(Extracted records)
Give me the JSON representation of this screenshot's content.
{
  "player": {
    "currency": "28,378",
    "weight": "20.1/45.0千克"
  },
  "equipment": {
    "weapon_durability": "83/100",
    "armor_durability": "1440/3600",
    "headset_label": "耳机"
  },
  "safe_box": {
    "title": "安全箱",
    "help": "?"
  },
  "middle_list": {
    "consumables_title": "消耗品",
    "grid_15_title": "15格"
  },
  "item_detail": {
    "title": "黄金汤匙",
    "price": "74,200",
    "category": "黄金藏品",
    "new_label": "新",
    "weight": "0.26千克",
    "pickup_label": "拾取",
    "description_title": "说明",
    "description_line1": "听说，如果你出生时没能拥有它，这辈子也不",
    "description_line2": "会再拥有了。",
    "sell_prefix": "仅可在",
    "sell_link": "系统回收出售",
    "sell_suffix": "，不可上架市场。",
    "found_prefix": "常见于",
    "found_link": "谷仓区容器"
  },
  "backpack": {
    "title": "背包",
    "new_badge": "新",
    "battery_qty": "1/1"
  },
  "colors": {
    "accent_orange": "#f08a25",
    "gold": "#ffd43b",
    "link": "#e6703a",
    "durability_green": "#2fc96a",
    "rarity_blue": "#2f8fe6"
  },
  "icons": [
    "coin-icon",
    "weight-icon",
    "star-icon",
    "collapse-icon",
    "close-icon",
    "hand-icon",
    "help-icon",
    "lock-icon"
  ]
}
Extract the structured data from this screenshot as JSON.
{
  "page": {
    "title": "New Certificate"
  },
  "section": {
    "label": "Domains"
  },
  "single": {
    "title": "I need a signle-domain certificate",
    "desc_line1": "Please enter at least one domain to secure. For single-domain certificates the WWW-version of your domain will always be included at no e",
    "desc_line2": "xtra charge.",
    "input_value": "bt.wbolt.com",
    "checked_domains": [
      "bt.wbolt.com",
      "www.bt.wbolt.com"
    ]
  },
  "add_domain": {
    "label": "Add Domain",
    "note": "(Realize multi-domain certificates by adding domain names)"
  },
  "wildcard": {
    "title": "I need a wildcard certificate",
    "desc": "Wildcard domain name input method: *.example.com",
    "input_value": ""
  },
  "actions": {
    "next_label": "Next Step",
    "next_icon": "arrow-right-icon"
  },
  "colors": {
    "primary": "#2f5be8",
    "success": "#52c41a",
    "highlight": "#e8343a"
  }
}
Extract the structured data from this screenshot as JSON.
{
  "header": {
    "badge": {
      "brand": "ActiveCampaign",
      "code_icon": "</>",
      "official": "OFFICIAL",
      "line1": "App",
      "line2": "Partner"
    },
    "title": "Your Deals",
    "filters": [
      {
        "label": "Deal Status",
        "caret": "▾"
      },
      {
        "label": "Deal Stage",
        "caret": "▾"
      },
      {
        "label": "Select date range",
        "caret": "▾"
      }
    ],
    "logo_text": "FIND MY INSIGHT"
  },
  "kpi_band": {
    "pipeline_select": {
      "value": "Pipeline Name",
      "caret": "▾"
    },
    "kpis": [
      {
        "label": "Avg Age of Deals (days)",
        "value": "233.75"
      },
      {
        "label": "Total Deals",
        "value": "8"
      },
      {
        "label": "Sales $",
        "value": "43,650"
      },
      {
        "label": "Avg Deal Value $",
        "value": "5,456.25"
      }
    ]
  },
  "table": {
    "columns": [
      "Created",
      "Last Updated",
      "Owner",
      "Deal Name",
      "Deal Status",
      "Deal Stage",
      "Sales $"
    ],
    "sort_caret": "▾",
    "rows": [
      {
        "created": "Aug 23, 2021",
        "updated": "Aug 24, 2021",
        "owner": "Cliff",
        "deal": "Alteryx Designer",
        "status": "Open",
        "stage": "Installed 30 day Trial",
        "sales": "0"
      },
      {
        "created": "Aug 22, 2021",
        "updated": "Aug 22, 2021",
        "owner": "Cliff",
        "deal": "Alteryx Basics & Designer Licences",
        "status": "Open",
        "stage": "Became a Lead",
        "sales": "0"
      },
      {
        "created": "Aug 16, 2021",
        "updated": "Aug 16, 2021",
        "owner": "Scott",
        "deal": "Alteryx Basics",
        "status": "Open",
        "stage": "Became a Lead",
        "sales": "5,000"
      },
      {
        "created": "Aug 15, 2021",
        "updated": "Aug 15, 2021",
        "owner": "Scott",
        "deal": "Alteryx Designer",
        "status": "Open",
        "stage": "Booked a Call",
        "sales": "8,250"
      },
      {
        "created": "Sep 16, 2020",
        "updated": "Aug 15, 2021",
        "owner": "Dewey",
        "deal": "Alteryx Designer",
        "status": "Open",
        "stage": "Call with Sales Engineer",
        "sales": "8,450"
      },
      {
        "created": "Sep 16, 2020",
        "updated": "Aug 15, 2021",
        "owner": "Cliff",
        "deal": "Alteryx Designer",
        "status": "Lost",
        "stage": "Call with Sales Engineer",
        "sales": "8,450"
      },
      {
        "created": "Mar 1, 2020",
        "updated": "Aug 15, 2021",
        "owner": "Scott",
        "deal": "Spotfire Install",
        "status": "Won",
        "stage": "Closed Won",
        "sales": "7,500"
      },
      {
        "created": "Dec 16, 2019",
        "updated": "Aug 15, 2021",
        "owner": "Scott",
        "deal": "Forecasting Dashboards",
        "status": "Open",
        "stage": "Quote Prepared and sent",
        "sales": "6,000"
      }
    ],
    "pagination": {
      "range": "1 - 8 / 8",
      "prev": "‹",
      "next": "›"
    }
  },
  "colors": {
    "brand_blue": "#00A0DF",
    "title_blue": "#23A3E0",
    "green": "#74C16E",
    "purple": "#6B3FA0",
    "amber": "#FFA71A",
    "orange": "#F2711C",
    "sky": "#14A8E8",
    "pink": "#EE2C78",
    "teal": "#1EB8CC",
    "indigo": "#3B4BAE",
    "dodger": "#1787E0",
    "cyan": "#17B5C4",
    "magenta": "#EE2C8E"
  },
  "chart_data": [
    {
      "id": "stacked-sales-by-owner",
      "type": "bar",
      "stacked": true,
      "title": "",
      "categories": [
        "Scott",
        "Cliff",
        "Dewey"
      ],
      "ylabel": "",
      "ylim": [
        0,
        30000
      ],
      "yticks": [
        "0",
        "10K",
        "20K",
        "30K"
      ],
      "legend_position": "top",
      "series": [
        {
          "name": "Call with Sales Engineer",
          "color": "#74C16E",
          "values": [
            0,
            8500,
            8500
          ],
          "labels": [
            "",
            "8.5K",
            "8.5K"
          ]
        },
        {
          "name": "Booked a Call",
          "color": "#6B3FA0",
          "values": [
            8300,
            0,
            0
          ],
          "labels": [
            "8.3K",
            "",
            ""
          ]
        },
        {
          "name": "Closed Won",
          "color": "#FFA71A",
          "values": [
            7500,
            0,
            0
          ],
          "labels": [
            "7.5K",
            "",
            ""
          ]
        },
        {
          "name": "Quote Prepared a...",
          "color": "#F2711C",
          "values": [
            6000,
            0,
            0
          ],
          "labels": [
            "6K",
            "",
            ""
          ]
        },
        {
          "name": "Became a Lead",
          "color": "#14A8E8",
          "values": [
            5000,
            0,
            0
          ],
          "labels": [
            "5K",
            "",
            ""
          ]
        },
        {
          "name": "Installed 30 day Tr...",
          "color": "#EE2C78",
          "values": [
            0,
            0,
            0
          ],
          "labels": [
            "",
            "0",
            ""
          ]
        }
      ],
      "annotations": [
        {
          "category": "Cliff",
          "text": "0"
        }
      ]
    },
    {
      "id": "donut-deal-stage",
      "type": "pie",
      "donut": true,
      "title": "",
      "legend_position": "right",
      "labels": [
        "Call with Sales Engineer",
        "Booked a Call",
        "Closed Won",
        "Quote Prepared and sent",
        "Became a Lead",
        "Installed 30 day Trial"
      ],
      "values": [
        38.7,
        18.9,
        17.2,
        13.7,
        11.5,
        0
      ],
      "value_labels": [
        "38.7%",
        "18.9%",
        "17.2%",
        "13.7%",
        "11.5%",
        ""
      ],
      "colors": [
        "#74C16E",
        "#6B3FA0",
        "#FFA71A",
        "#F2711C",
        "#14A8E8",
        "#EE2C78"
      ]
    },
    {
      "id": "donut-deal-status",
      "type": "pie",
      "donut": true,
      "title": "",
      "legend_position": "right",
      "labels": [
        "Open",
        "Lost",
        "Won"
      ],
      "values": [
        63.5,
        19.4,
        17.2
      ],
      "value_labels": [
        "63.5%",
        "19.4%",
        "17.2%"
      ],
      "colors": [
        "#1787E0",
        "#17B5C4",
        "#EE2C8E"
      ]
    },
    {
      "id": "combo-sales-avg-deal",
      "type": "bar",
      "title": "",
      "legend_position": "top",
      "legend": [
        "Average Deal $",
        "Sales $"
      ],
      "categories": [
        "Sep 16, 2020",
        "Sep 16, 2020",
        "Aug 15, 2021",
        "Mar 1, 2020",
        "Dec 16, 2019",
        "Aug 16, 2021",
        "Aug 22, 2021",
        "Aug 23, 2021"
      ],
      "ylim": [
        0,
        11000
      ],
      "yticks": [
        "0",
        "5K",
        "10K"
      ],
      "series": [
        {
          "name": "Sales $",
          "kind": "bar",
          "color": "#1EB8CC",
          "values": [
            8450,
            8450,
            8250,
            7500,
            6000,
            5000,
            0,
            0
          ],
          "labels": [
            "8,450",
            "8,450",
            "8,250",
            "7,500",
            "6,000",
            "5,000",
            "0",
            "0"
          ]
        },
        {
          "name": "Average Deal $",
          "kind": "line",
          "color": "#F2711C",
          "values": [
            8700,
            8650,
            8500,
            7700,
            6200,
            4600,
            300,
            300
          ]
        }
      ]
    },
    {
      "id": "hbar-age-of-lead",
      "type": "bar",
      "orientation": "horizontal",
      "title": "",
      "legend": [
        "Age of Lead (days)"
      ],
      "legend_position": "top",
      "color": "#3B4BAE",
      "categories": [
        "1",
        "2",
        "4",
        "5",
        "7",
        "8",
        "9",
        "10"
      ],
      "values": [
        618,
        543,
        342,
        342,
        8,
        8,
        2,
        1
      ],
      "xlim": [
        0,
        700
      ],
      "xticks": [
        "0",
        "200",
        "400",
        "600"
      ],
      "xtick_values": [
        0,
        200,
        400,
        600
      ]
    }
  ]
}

### YOUR TASK
Copy out every line of the listing that contains the string "Became".

### SOLVED EXERCISE
        "stage": "Became a Lead",
        "stage": "Became a Lead",
          "name": "Became a Lead",
        "Became a Lead",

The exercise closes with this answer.